- _AIM_
Copy out the data exactly, leaving the pictures behind.

--------------------------------

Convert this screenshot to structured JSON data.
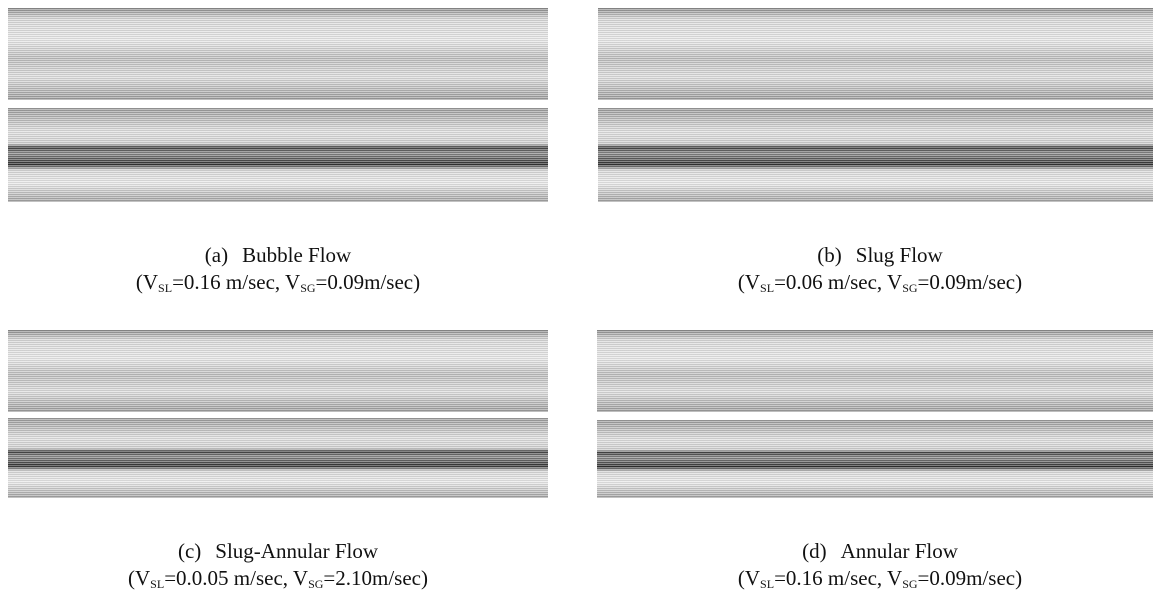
{
  "figure": {
    "panels": [
      {
        "label": "(a)",
        "title": "Bubble Flow",
        "caption_parts": [
          "(V",
          "SL",
          "=0.16 m/sec, V",
          "SG",
          "=0.09m/sec)"
        ]
      },
      {
        "label": "(b)",
        "title": "Slug Flow",
        "caption_parts": [
          "(V",
          "SL",
          "=0.06 m/sec, V",
          "SG",
          "=0.09m/sec)"
        ]
      },
      {
        "label": "(c)",
        "title": "Slug-Annular Flow",
        "caption_parts": [
          "(V",
          "SL",
          "=0.0.05 m/sec, V",
          "SG",
          "=2.10m/sec)"
        ]
      },
      {
        "label": "(d)",
        "title": "Annular Flow",
        "caption_parts": [
          "(V",
          "SL",
          "=0.16 m/sec, V",
          "SG",
          "=0.09m/sec)"
        ]
      }
    ]
  }
}
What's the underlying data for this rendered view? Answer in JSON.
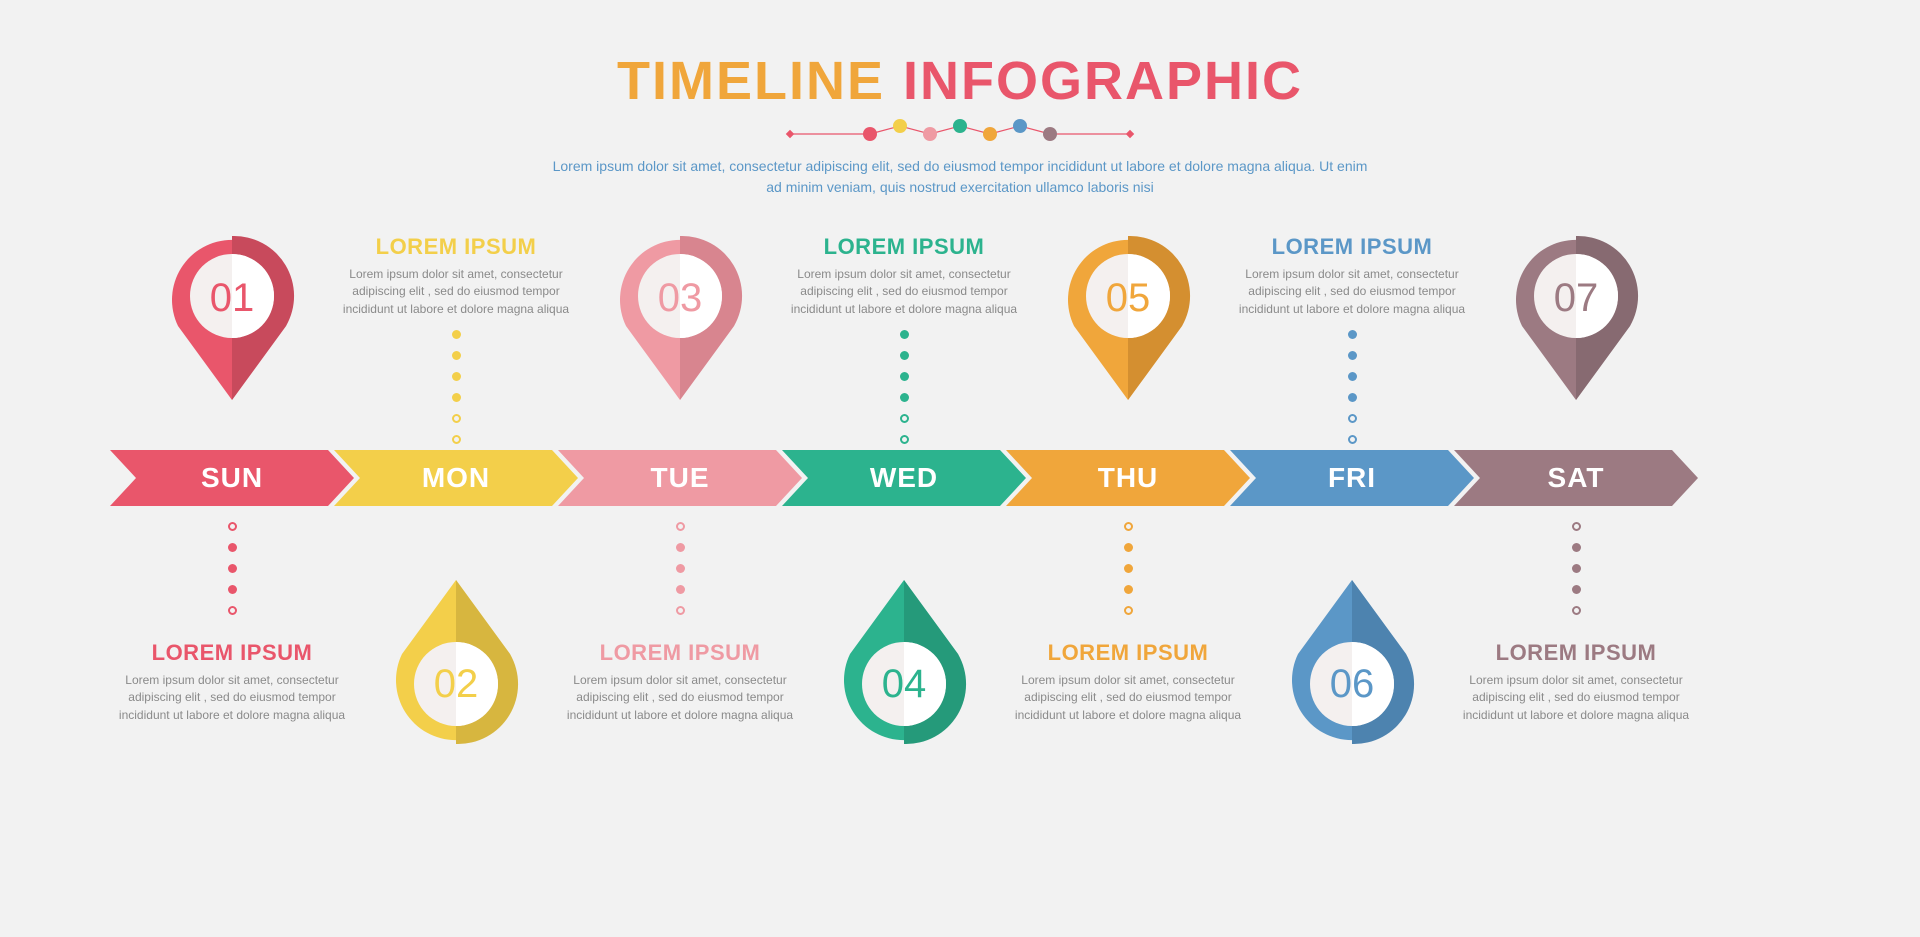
{
  "header": {
    "title_part1": "TIMELINE",
    "title_part2": "INFOGRAPHIC",
    "title_part1_color": "#f0a63b",
    "title_part2_color": "#e9566b",
    "subtitle": "Lorem ipsum dolor sit amet, consectetur adipiscing elit, sed do eiusmod tempor incididunt ut labore et dolore magna aliqua. Ut enim ad minim veniam, quis nostrud exercitation ullamco laboris nisi",
    "subtitle_color": "#5b97c7",
    "bead_colors": [
      "#e9566b",
      "#f3cf4a",
      "#ef9aa3",
      "#2cb38e",
      "#f0a63b",
      "#5b97c7",
      "#9c7a82"
    ],
    "bead_line_color": "#e9566b"
  },
  "layout": {
    "arrow_width": 244,
    "arrow_height": 56,
    "pin_width": 140,
    "pin_height": 170,
    "stage_width": 1700
  },
  "days": [
    {
      "idx": 0,
      "num": "01",
      "day": "SUN",
      "color": "#e9566b",
      "shade": "#c84a5c",
      "orient": "up",
      "block_heading": "LOREM IPSUM",
      "block_body": "Lorem ipsum dolor sit amet, consectetur adipiscing elit , sed do eiusmod tempor incididunt ut labore et dolore magna aliqua"
    },
    {
      "idx": 1,
      "num": "02",
      "day": "MON",
      "color": "#f3cf4a",
      "shade": "#d7b63f",
      "orient": "down",
      "block_heading": "LOREM IPSUM",
      "block_body": "Lorem ipsum dolor sit amet, consectetur adipiscing elit , sed do eiusmod tempor incididunt ut labore et dolore magna aliqua"
    },
    {
      "idx": 2,
      "num": "03",
      "day": "TUE",
      "color": "#ef9aa3",
      "shade": "#d8858f",
      "orient": "up",
      "block_heading": "LOREM IPSUM",
      "block_body": "Lorem ipsum dolor sit amet, consectetur adipiscing elit , sed do eiusmod tempor incididunt ut labore et dolore magna aliqua"
    },
    {
      "idx": 3,
      "num": "04",
      "day": "WED",
      "color": "#2cb38e",
      "shade": "#259a7a",
      "orient": "down",
      "block_heading": "LOREM IPSUM",
      "block_body": "Lorem ipsum dolor sit amet, consectetur adipiscing elit , sed do eiusmod tempor incididunt ut labore et dolore magna aliqua"
    },
    {
      "idx": 4,
      "num": "05",
      "day": "THU",
      "color": "#f0a63b",
      "shade": "#d48f30",
      "orient": "up",
      "block_heading": "LOREM IPSUM",
      "block_body": "Lorem ipsum dolor sit amet, consectetur adipiscing elit , sed do eiusmod tempor incididunt ut labore et dolore magna aliqua"
    },
    {
      "idx": 5,
      "num": "06",
      "day": "FRI",
      "color": "#5b97c7",
      "shade": "#4d83af",
      "orient": "down",
      "block_heading": "LOREM IPSUM",
      "block_body": "Lorem ipsum dolor sit amet, consectetur adipiscing elit , sed do eiusmod tempor incididunt ut labore et dolore magna aliqua"
    },
    {
      "idx": 6,
      "num": "07",
      "day": "SAT",
      "color": "#9c7a82",
      "shade": "#876a71",
      "orient": "up",
      "block_heading": "LOREM IPSUM",
      "block_body": "Lorem ipsum dolor sit amet, consectetur adipiscing elit , sed do eiusmod tempor incididunt ut labore et dolore magna aliqua"
    }
  ]
}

--------------------------------

- _EXERCISE RESPONSE_
Convert this screenshot to structured JSON data.
{
  "figure": {
    "panels": [
      {
        "label": "(a)",
        "title": "Bubble Flow",
        "caption_parts": [
          "(V",
          "SL",
          "=0.16 m/sec, V",
          "SG",
          "=0.09m/sec)"
        ]
      },
      {
        "label": "(b)",
        "title": "Slug Flow",
        "caption_parts": [
          "(V",
          "SL",
          "=0.06 m/sec, V",
          "SG",
          "=0.09m/sec)"
        ]
      },
      {
        "label": "(c)",
        "title": "Slug-Annular Flow",
        "caption_parts": [
          "(V",
          "SL",
          "=0.0.05 m/sec, V",
          "SG",
          "=2.10m/sec)"
        ]
      },
      {
        "label": "(d)",
        "title": "Annular Flow",
        "caption_parts": [
          "(V",
          "SL",
          "=0.16 m/sec, V",
          "SG",
          "=0.09m/sec)"
        ]
      }
    ]
  }
}
What's the underlying data for this rendered view? Answer in JSON.
{
  "header": {
    "title_part1": "TIMELINE",
    "title_part2": "INFOGRAPHIC",
    "title_part1_color": "#f0a63b",
    "title_part2_color": "#e9566b",
    "subtitle": "Lorem ipsum dolor sit amet, consectetur adipiscing elit, sed do eiusmod tempor incididunt ut labore et dolore magna aliqua. Ut enim ad minim veniam, quis nostrud exercitation ullamco laboris nisi",
    "subtitle_color": "#5b97c7",
    "bead_colors": [
      "#e9566b",
      "#f3cf4a",
      "#ef9aa3",
      "#2cb38e",
      "#f0a63b",
      "#5b97c7",
      "#9c7a82"
    ],
    "bead_line_color": "#e9566b"
  },
  "layout": {
    "arrow_width": 244,
    "arrow_height": 56,
    "pin_width": 140,
    "pin_height": 170,
    "stage_width": 1700
  },
  "days": [
    {
      "idx": 0,
      "num": "01",
      "day": "SUN",
      "color": "#e9566b",
      "shade": "#c84a5c",
      "orient": "up",
      "block_heading": "LOREM IPSUM",
      "block_body": "Lorem ipsum dolor sit amet, consectetur adipiscing elit , sed do eiusmod tempor incididunt ut labore et dolore magna aliqua"
    },
    {
      "idx": 1,
      "num": "02",
      "day": "MON",
      "color": "#f3cf4a",
      "shade": "#d7b63f",
      "orient": "down",
      "block_heading": "LOREM IPSUM",
      "block_body": "Lorem ipsum dolor sit amet, consectetur adipiscing elit , sed do eiusmod tempor incididunt ut labore et dolore magna aliqua"
    },
    {
      "idx": 2,
      "num": "03",
      "day": "TUE",
      "color": "#ef9aa3",
      "shade": "#d8858f",
      "orient": "up",
      "block_heading": "LOREM IPSUM",
      "block_body": "Lorem ipsum dolor sit amet, consectetur adipiscing elit , sed do eiusmod tempor incididunt ut labore et dolore magna aliqua"
    },
    {
      "idx": 3,
      "num": "04",
      "day": "WED",
      "color": "#2cb38e",
      "shade": "#259a7a",
      "orient": "down",
      "block_heading": "LOREM IPSUM",
      "block_body": "Lorem ipsum dolor sit amet, consectetur adipiscing elit , sed do eiusmod tempor incididunt ut labore et dolore magna aliqua"
    },
    {
      "idx": 4,
      "num": "05",
      "day": "THU",
      "color": "#f0a63b",
      "shade": "#d48f30",
      "orient": "up",
      "block_heading": "LOREM IPSUM",
      "block_body": "Lorem ipsum dolor sit amet, consectetur adipiscing elit , sed do eiusmod tempor incididunt ut labore et dolore magna aliqua"
    },
    {
      "idx": 5,
      "num": "06",
      "day": "FRI",
      "color": "#5b97c7",
      "shade": "#4d83af",
      "orient": "down",
      "block_heading": "LOREM IPSUM",
      "block_body": "Lorem ipsum dolor sit amet, consectetur adipiscing elit , sed do eiusmod tempor incididunt ut labore et dolore magna aliqua"
    },
    {
      "idx": 6,
      "num": "07",
      "day": "SAT",
      "color": "#9c7a82",
      "shade": "#876a71",
      "orient": "up",
      "block_heading": "LOREM IPSUM",
      "block_body": "Lorem ipsum dolor sit amet, consectetur adipiscing elit , sed do eiusmod tempor incididunt ut labore et dolore magna aliqua"
    }
  ]
}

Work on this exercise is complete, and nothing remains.